#### INSTRUCTION:
Go over the listing below line by line and tally those containing "como". Give only the tally.
— BEGIN DATA TO PROCESS —
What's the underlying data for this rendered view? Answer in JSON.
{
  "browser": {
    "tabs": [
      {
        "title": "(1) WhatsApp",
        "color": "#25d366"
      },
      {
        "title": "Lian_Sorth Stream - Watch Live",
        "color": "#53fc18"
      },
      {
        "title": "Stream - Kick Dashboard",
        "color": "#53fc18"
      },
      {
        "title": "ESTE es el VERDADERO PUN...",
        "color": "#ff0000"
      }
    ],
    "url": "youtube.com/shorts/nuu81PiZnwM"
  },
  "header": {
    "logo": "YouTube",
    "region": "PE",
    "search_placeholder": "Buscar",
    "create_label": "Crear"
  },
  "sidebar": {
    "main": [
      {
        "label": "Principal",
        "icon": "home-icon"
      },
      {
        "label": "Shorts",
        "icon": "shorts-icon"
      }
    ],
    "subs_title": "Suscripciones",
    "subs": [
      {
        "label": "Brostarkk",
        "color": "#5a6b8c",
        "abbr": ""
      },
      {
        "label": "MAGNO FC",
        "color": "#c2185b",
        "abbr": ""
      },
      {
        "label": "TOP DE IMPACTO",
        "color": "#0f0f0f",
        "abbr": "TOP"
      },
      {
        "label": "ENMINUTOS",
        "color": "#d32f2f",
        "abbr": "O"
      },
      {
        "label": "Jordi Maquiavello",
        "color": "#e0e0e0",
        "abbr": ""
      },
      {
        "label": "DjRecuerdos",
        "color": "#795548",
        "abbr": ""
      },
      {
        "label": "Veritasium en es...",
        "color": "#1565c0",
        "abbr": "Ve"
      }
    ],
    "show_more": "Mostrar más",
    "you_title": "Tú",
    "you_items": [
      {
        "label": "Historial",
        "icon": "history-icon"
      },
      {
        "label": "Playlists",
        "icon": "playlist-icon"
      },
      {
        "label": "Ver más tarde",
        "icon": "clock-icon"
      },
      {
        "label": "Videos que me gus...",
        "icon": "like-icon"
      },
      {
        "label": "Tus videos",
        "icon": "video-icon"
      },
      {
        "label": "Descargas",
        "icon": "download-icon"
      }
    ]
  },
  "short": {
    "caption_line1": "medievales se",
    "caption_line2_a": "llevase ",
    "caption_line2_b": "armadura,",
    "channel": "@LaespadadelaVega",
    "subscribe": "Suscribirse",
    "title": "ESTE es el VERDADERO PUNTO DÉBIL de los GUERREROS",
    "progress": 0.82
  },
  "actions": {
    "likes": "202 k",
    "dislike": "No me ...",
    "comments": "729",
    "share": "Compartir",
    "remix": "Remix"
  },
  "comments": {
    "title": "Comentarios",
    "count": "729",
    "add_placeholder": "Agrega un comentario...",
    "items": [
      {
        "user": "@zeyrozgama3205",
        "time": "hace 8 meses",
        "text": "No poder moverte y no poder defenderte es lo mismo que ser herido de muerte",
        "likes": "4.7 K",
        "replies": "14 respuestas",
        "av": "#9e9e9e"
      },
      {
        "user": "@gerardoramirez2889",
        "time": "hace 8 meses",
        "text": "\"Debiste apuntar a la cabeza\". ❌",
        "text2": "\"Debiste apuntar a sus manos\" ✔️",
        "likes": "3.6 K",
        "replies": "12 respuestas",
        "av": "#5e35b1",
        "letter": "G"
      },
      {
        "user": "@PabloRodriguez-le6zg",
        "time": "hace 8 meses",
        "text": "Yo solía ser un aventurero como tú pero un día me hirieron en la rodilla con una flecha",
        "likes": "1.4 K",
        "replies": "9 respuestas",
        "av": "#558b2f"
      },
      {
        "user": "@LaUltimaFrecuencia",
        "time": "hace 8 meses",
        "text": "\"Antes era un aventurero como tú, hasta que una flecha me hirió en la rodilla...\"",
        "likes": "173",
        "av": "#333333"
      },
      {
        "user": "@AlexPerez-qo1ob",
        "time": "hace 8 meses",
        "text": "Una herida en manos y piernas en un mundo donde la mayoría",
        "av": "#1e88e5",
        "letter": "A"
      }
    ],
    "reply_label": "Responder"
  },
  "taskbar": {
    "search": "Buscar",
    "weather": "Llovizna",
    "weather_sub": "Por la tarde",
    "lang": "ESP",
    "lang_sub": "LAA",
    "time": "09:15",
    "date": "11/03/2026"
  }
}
— END DATA TO PROCESS —
#### ANSWER TO THIS TASK:
2